╭─ Records shown
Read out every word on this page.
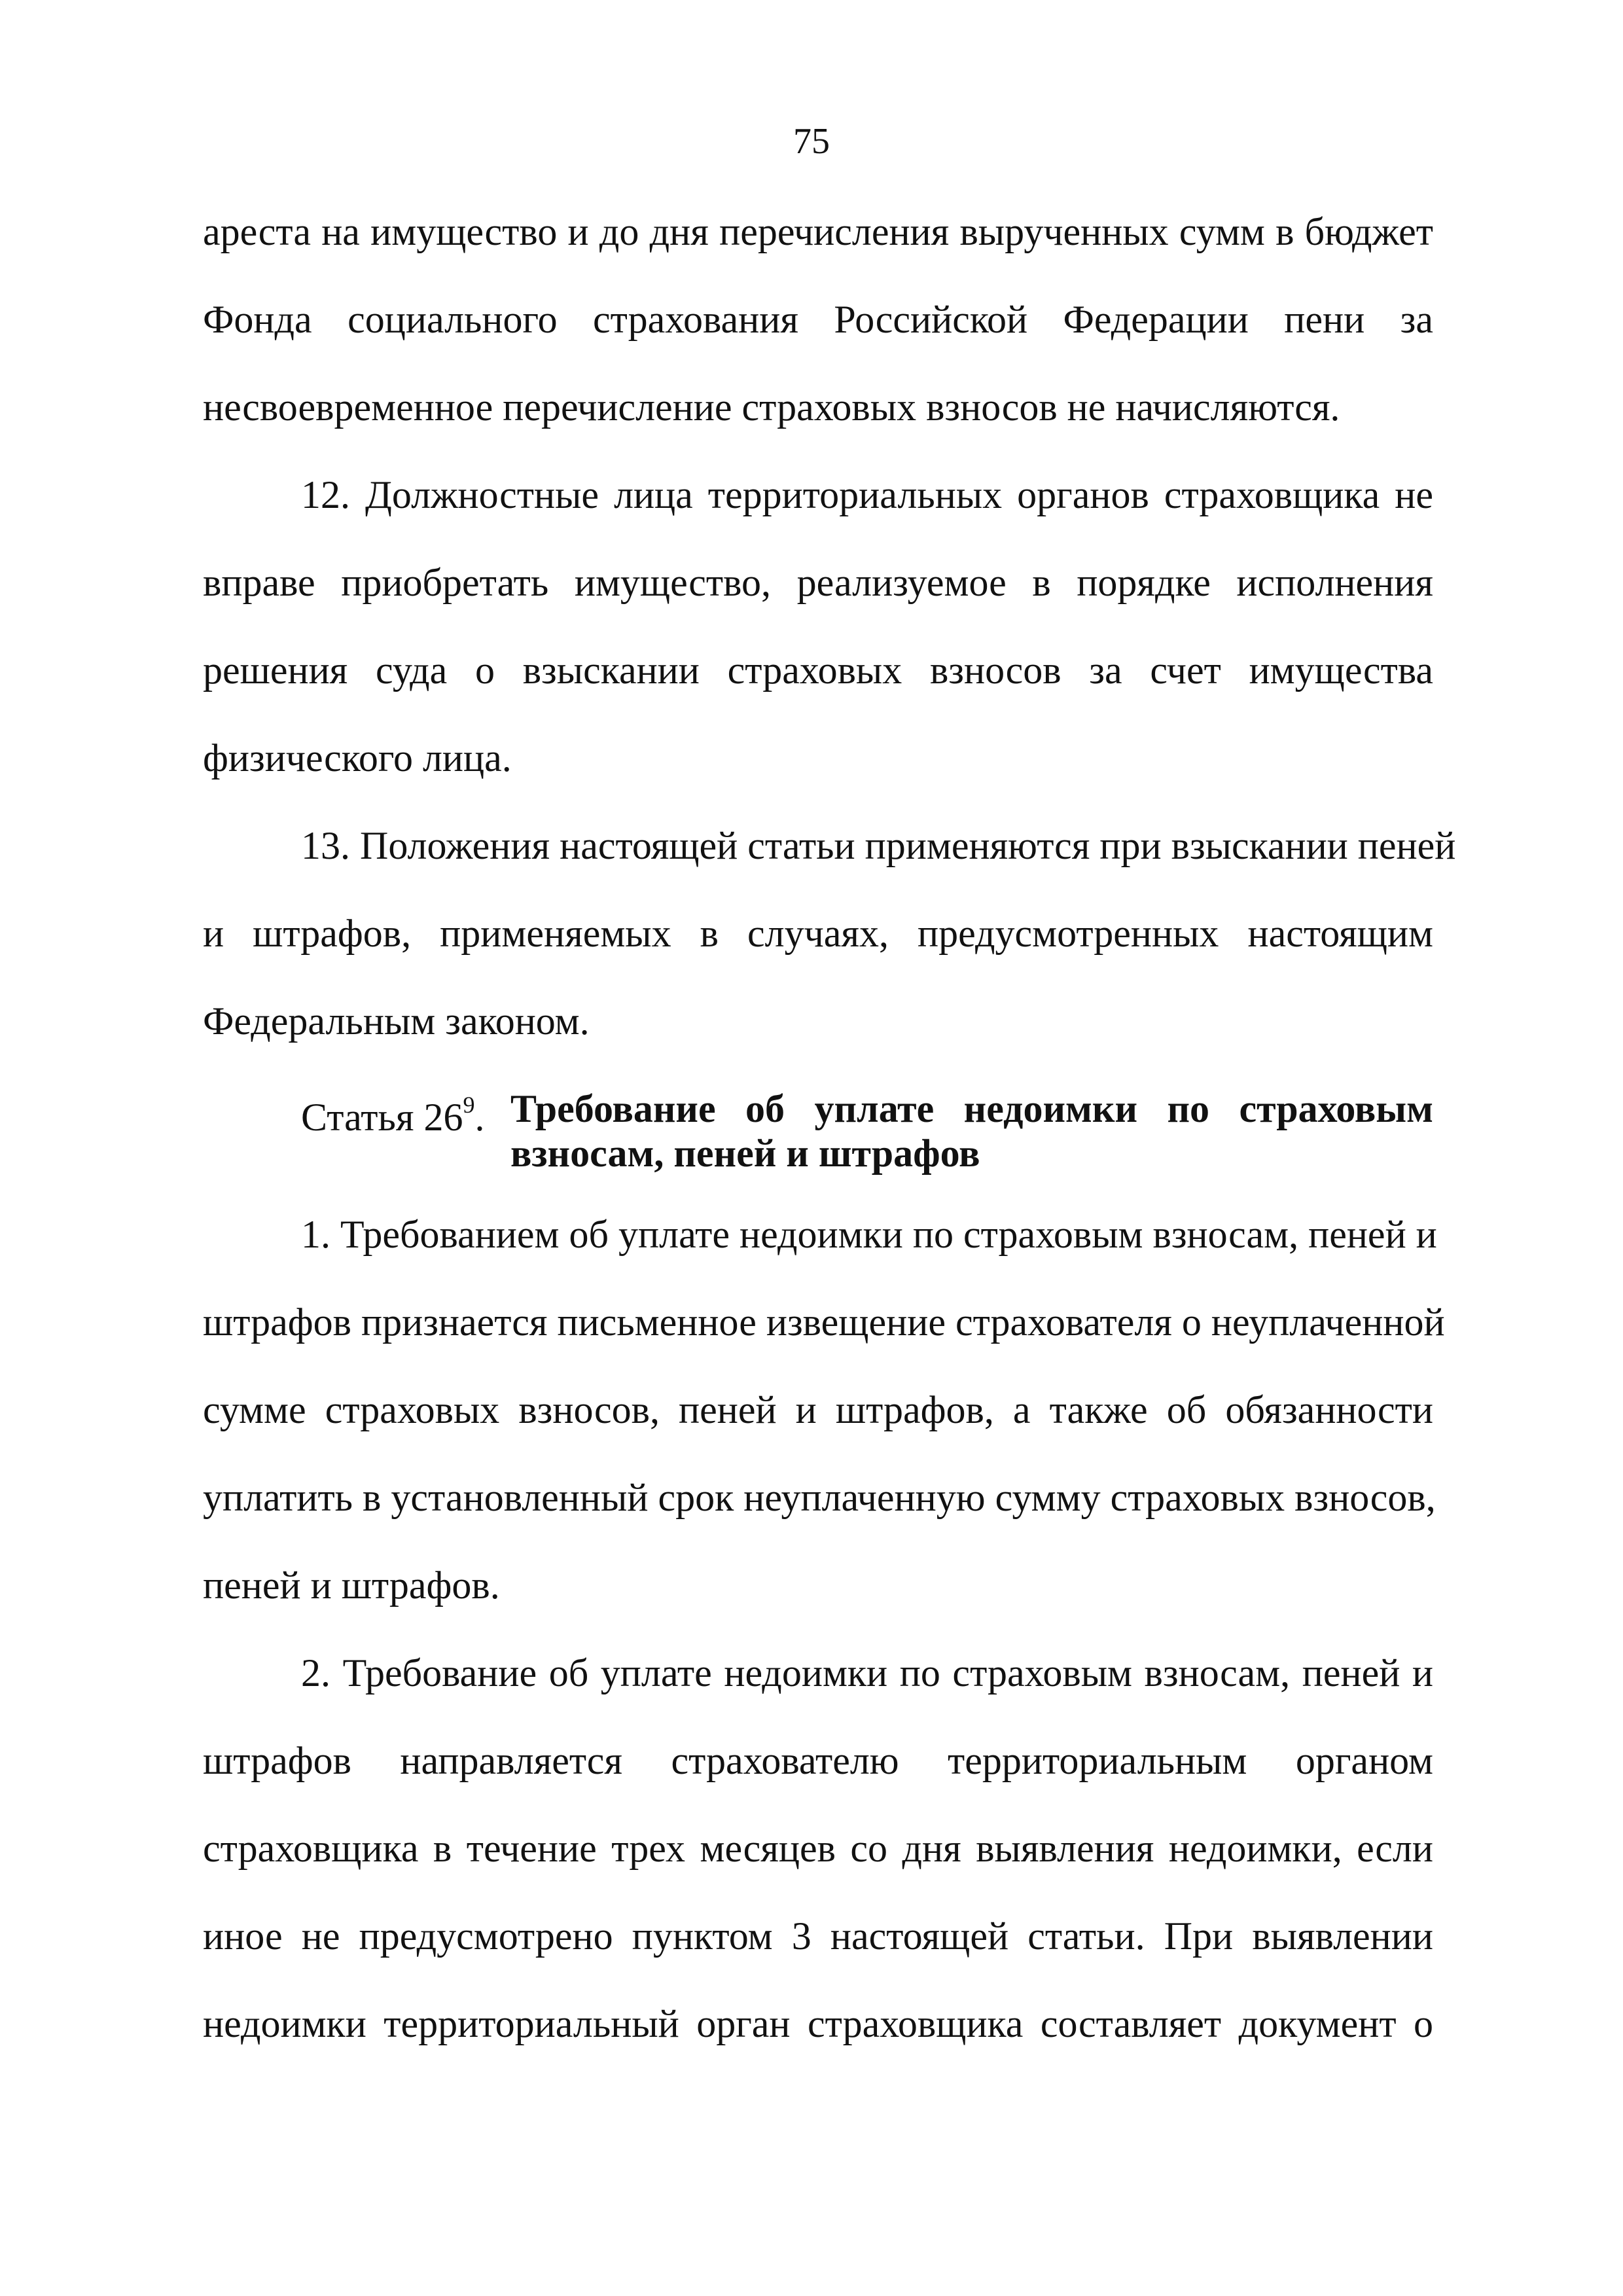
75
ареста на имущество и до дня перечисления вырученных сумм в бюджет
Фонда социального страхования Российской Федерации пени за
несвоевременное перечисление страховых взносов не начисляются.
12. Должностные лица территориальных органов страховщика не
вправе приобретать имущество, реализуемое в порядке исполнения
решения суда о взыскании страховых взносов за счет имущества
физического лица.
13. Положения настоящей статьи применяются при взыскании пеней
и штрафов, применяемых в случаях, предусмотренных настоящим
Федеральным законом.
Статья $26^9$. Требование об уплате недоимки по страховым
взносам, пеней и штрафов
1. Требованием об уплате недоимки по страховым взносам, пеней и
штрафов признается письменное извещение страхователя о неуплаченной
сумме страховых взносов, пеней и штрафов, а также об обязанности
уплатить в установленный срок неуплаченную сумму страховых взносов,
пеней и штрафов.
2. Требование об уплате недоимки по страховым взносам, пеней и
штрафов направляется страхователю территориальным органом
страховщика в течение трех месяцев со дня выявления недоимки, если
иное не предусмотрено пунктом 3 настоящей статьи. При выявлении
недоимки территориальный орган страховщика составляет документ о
╰─
# Task statement
Copy out all lines from the material above that contain the string "взыскании".

# Exercise response
решения суда о взыскании страховых взносов за счет имущества
13. Положения настоящей статьи применяются при взыскании пеней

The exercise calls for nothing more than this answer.